• WHAT NEEDS TO BE DONE:
Write out the forum posts between "Thank you so" and "wretched few months.", inclusive, switching "speech therapist" to "SaLT".

• EXCERPT:

+++

At this point we engaged a private SaLT who was (and is) amazing. She diagnosed my dd's severe receptive and expressive language problems. She acknowledged that some parts of my dd's behaviour needed evaluation by a Paed but never ventured anything more than that. This is the right way to do things! And I felt as a result that she was really on my side. It makes such a difference. A referral to the developmental Paed was made (by the HV) on this basis, and we commenced private SaLT whilst awaiting evaluation.

Meantimes, the nursery received a copy of the full report from the private SaLT. It happened to mention that dd breastfed for 3.5 years (believe me I am not a lentil eating birkenstock wearing tree hugger either - dd just has always needed close physical contact +++ this was part of that). The nursery also had the b*lls to mention this and make me feel like I was a freak and maybe this was why my dd is 'too attached to me' and therefore having such massive tantrums. This did not help my relationship with the nursery!

So, the evaluation by the community Paed came along, by which time dd's language had progressed massively and she was in reception and accessing the curriculum well with support from a fantastic teacher (with experience in special needs). So the formal assessment for ASD never happened.

Fast forward to now, dd is aged 7 and her language skills are above average, but her quirkiness and her social communication is still problematic and her understanding of non-literal language/conversational skills are markedly discrepant, at the first centile. And guess what.... she is being formally assessed for ASD in the summer!

So, the moral of the tale is probably that concerns need to be raised and handled appropriately by teachers and therapists (ie flagged up and referred to the right people) rather than constantly speculating about a diagnosis which is outwith their scope of professional practice (even through they might actually be right). Parents need to be gently nudged in the right direction, because it is a diagnostic journey that can typically take years................

Sorry this is so long. Hug from me.

And btw your dd sounds lovely.

HW x

MummytoMog Sat 03-Nov-12 09:51:21

Thank you so much for your posts. Our first speech therapist spent the whole of Imogen's first appointment (her assessment was done by a different therapist) hinting that there was something desperately wrong with her. It reallly upset me, we very nearly didn't go back at all. We did, just so I could straight out ask her if they thought there was something else playing a factor other than a speech delay, hoping for the answer 'no'. She said yes, but wouldn't be drawn on what. That was a few months ago, and they've been a pretty wretched few months.

+++

• RECORD EXCERPTS:
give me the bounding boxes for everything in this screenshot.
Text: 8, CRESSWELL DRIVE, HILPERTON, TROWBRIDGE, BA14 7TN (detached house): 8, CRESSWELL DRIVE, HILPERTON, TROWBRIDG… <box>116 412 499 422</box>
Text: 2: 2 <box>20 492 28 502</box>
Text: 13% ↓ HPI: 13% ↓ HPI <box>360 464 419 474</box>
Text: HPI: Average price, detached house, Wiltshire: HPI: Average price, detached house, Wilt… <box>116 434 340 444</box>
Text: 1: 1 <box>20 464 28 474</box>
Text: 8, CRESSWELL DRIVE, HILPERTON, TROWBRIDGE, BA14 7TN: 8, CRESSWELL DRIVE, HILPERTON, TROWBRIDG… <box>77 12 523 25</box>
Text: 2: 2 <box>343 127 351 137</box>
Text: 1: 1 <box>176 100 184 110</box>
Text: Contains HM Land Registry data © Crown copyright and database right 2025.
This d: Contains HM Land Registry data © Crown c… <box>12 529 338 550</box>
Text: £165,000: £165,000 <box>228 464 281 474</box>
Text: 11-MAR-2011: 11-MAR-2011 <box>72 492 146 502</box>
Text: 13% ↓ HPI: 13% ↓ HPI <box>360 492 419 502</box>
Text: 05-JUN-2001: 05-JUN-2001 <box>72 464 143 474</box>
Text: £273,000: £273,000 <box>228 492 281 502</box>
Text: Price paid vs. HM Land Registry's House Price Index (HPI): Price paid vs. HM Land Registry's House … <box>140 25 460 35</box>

+++

• COMPLETED EXERCISE:
Thank you so much for your posts. Our first SaLT spent the whole of Imogen's first appointment (her assessment was done by a different therapist) hinting that there was something desperately wrong with her. It reallly upset me, we very nearly didn't go back at all. We did, just so I could straight out ask her if they thought there was something else playing a factor other than a speech delay, hoping for the answer 'no'. She said yes, but wouldn't be drawn on what. That was a few months ago, and they've been a pretty wretched few months.